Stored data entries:
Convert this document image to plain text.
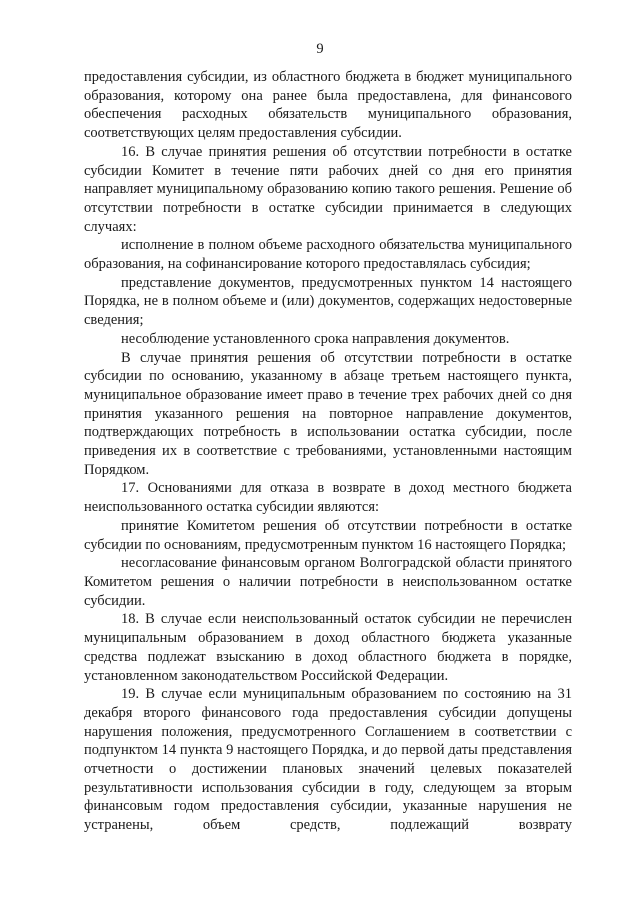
9

предоставления субсидии, из областного бюджета в бюджет муниципального образования, которому она ранее была предоставлена, для финансового обеспечения расходных обязательств муниципального образования, соответствующих целям предоставления субсидии.

16. В случае принятия решения об отсутствии потребности в остатке субсидии Комитет в течение пяти рабочих дней со дня его принятия направляет муниципальному образованию копию такого решения. Решение об отсутствии потребности в остатке субсидии принимается в следующих случаях:

исполнение в полном объеме расходного обязательства муниципального образования, на софинансирование которого предоставлялась субсидия;

представление документов, предусмотренных пунктом 14 настоящего Порядка, не в полном объеме и (или) документов, содержащих недостоверные сведения;

несоблюдение установленного срока направления документов.

В случае принятия решения об отсутствии потребности в остатке субсидии по основанию, указанному в абзаце третьем настоящего пункта, муниципальное образование имеет право в течение трех рабочих дней со дня принятия указанного решения на повторное направление документов, подтверждающих потребность в использовании остатка субсидии, после приведения их в соответствие с требованиями, установленными настоящим Порядком.

17. Основаниями для отказа в возврате в доход местного бюджета неиспользованного остатка субсидии являются:

принятие Комитетом решения об отсутствии потребности в остатке субсидии по основаниям, предусмотренным пунктом 16 настоящего Порядка;

несогласование финансовым органом Волгоградской области принятого Комитетом решения о наличии потребности в неиспользованном остатке субсидии.

18. В случае если неиспользованный остаток субсидии не перечислен муниципальным образованием в доход областного бюджета указанные средства подлежат взысканию в доход областного бюджета в порядке, установленном законодательством Российской Федерации.

19. В случае если муниципальным образованием по состоянию на 31 декабря второго финансового года предоставления субсидии допущены нарушения положения, предусмотренного Соглашением в соответствии с подпунктом 14 пункта 9 настоящего Порядка, и до первой даты представления отчетности о достижении плановых значений целевых показателей результативности использования субсидии в году, следующем за вторым финансовым годом предоставления субсидии, указанные нарушения не устранены, объем средств, подлежащий возврату
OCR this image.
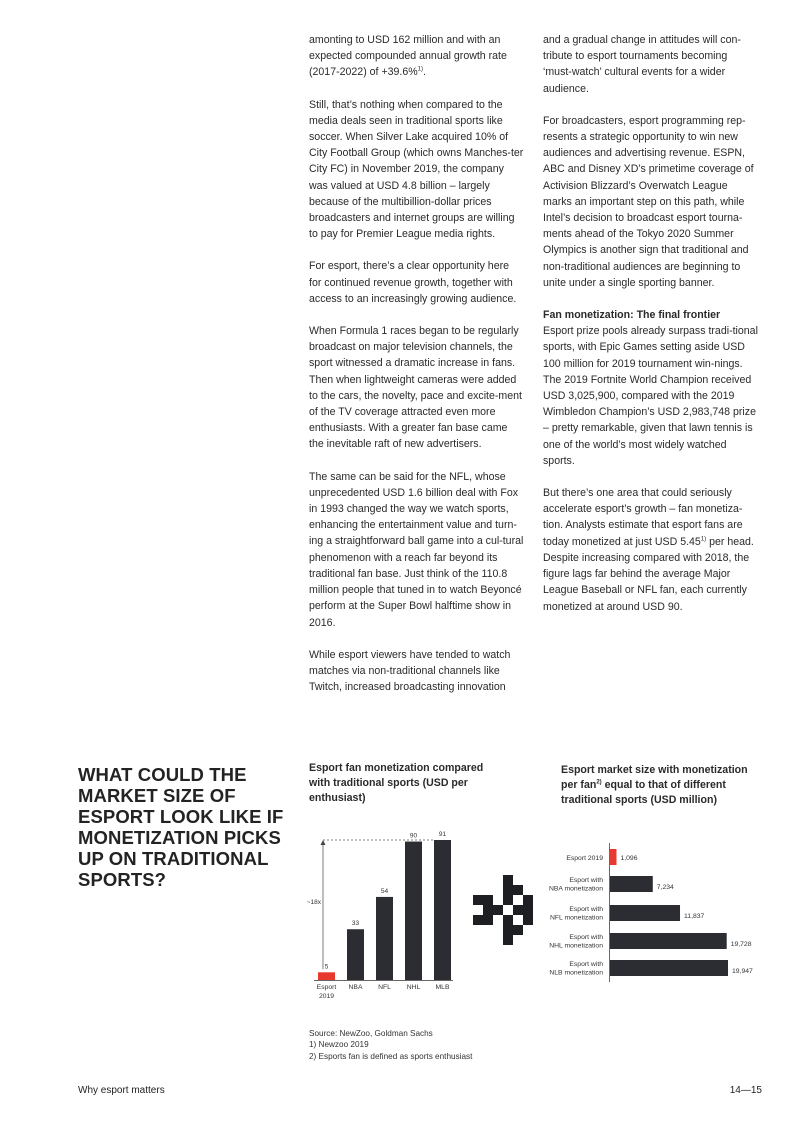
amonting to USD 162 million and with an expected compounded annual growth rate (2017-2022) of +39.6%$^{1)}$.

Still, that’s nothing when compared to the media deals seen in traditional sports like soccer. When Silver Lake acquired 10% of City Football Group (which owns Manches-ter City FC) in November 2019, the company was valued at USD 4.8 billion – largely because of the multibillion-dollar prices broadcasters and internet groups are willing to pay for Premier League media rights.

For esport, there’s a clear opportunity here for continued revenue growth, together with access to an increasingly growing audience.

When Formula 1 races began to be regularly broadcast on major television channels, the sport witnessed a dramatic increase in fans. Then when lightweight cameras were added to the cars, the novelty, pace and excite-ment of the TV coverage attracted even more enthusiasts. With a greater fan base came the inevitable raft of new advertisers.

The same can be said for the NFL, whose unprecedented USD 1.6 billion deal with Fox in 1993 changed the way we watch sports, enhancing the entertainment value and turn-ing a straightforward ball game into a cul-tural phenomenon with a reach far beyond its traditional fan base. Just think of the 110.8 million people that tuned in to watch Beyoncé perform at the Super Bowl halftime show in 2016.

While esport viewers have tended to watch matches via non-traditional channels like Twitch, increased broadcasting innovation

and a gradual change in attitudes will con-tribute to esport tournaments becoming ‘must-watch’ cultural events for a wider audience.

For broadcasters, esport programming rep-resents a strategic opportunity to win new audiences and advertising revenue. ESPN, ABC and Disney XD’s primetime coverage of Activision Blizzard’s Overwatch League marks an important step on this path, while Intel’s decision to broadcast esport tourna-ments ahead of the Tokyo 2020 Summer Olympics is another sign that traditional and non-traditional audiences are beginning to unite under a single sporting banner.

Fan monetization: The final frontier

Esport prize pools already surpass tradi-tional sports, with Epic Games setting aside USD 100 million for 2019 tournament win-nings. The 2019 Fortnite World Champion received USD 3,025,900, compared with the 2019 Wimbledon Champion’s USD 2,983,748 prize – pretty remarkable, given that lawn tennis is one of the world’s most widely watched sports.

But there’s one area that could seriously accelerate esport’s growth – fan monetiza-tion. Analysts estimate that esport fans are today monetized at just USD 5.45$^{1)}$ per head. Despite increasing compared with 2018, the figure lags far behind the average Major League Baseball or NFL fan, each currently monetized at around USD 90.

WHAT COULD THE MARKET SIZE OF ESPORT LOOK LIKE IF MONETIZATION PICKS UP ON TRADITIONAL SPORTS?
Esport fan monetization compared with traditional sports (USD per enthusiast)
Esport market size with monetization per fan$^{2)}$ equal to that of different traditional sports (USD million)
5
Esport
2019
33
NBA
54
NFL
90
NHL
91
MLB
~18x
1,096
Esport 2019
7,234
Esport with
NBA monetization
11,837
Esport with
NFL monetization
19,728
Esport with
NHL monetization
19,947
Esport with
NLB monetization
Source: NewZoo, Goldman Sachs
1) Newzoo 2019
2) Esports fan is defined as sports enthusiast
Why esport matters	14—15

§ **AIM OF THE TASK**
Make an exact copy of the records shown above, without the pictures.

§ **EXPECTED OUTPUT**
Convert this document image to plain text.
9

предоставления субсидии, из областного бюджета в бюджет муниципального образования, которому она ранее была предоставлена, для финансового обеспечения расходных обязательств муниципального образования, соответствующих целям предоставления субсидии.

16. В случае принятия решения об отсутствии потребности в остатке субсидии Комитет в течение пяти рабочих дней со дня его принятия направляет муниципальному образованию копию такого решения. Решение об отсутствии потребности в остатке субсидии принимается в следующих случаях:

исполнение в полном объеме расходного обязательства муниципального образования, на софинансирование которого предоставлялась субсидия;

представление документов, предусмотренных пунктом 14 настоящего Порядка, не в полном объеме и (или) документов, содержащих недостоверные сведения;

несоблюдение установленного срока направления документов.

В случае принятия решения об отсутствии потребности в остатке субсидии по основанию, указанному в абзаце третьем настоящего пункта, муниципальное образование имеет право в течение трех рабочих дней со дня принятия указанного решения на повторное направление документов, подтверждающих потребность в использовании остатка субсидии, после приведения их в соответствие с требованиями, установленными настоящим Порядком.

17. Основаниями для отказа в возврате в доход местного бюджета неиспользованного остатка субсидии являются:

принятие Комитетом решения об отсутствии потребности в остатке субсидии по основаниям, предусмотренным пунктом 16 настоящего Порядка;

несогласование финансовым органом Волгоградской области принятого Комитетом решения о наличии потребности в неиспользованном остатке субсидии.

18. В случае если неиспользованный остаток субсидии не перечислен муниципальным образованием в доход областного бюджета указанные средства подлежат взысканию в доход областного бюджета в порядке, установленном законодательством Российской Федерации.

19. В случае если муниципальным образованием по состоянию на 31 декабря второго финансового года предоставления субсидии допущены нарушения положения, предусмотренного Соглашением в соответствии с подпунктом 14 пункта 9 настоящего Порядка, и до первой даты представления отчетности о достижении плановых значений целевых показателей результативности использования субсидии в году, следующем за вторым финансовым годом предоставления субсидии, указанные нарушения не устранены, объем средств, подлежащий возврату
OCR this image.
amonting to USD 162 million and with an expected compounded annual growth rate (2017-2022) of +39.6%$^{1)}$.

Still, that’s nothing when compared to the media deals seen in traditional sports like soccer. When Silver Lake acquired 10% of City Football Group (which owns Manches-ter City FC) in November 2019, the company was valued at USD 4.8 billion – largely because of the multibillion-dollar prices broadcasters and internet groups are willing to pay for Premier League media rights.

For esport, there’s a clear opportunity here for continued revenue growth, together with access to an increasingly growing audience.

When Formula 1 races began to be regularly broadcast on major television channels, the sport witnessed a dramatic increase in fans. Then when lightweight cameras were added to the cars, the novelty, pace and excite-ment of the TV coverage attracted even more enthusiasts. With a greater fan base came the inevitable raft of new advertisers.

The same can be said for the NFL, whose unprecedented USD 1.6 billion deal with Fox in 1993 changed the way we watch sports, enhancing the entertainment value and turn-ing a straightforward ball game into a cul-tural phenomenon with a reach far beyond its traditional fan base. Just think of the 110.8 million people that tuned in to watch Beyoncé perform at the Super Bowl halftime show in 2016.

While esport viewers have tended to watch matches via non-traditional channels like Twitch, increased broadcasting innovation

and a gradual change in attitudes will con-tribute to esport tournaments becoming ‘must-watch’ cultural events for a wider audience.

For broadcasters, esport programming rep-resents a strategic opportunity to win new audiences and advertising revenue. ESPN, ABC and Disney XD’s primetime coverage of Activision Blizzard’s Overwatch League marks an important step on this path, while Intel’s decision to broadcast esport tourna-ments ahead of the Tokyo 2020 Summer Olympics is another sign that traditional and non-traditional audiences are beginning to unite under a single sporting banner.

Fan monetization: The final frontier

Esport prize pools already surpass tradi-tional sports, with Epic Games setting aside USD 100 million for 2019 tournament win-nings. The 2019 Fortnite World Champion received USD 3,025,900, compared with the 2019 Wimbledon Champion’s USD 2,983,748 prize – pretty remarkable, given that lawn tennis is one of the world’s most widely watched sports.

But there’s one area that could seriously accelerate esport’s growth – fan monetiza-tion. Analysts estimate that esport fans are today monetized at just USD 5.45$^{1)}$ per head. Despite increasing compared with 2018, the figure lags far behind the average Major League Baseball or NFL fan, each currently monetized at around USD 90.

WHAT COULD THE MARKET SIZE OF ESPORT LOOK LIKE IF MONETIZATION PICKS UP ON TRADITIONAL SPORTS?
Esport fan monetization compared with traditional sports (USD per enthusiast)
Esport market size with monetization per fan$^{2)}$ equal to that of different traditional sports (USD million)
5
Esport
2019
33
NBA
54
NFL
90
NHL
91
MLB
~18x
1,096
Esport 2019
7,234
Esport with
NBA monetization
11,837
Esport with
NFL monetization
19,728
Esport with
NHL monetization
19,947
Esport with
NLB monetization
Source: NewZoo, Goldman Sachs
1) Newzoo 2019
2) Esports fan is defined as sports enthusiast
Why esport matters	14—15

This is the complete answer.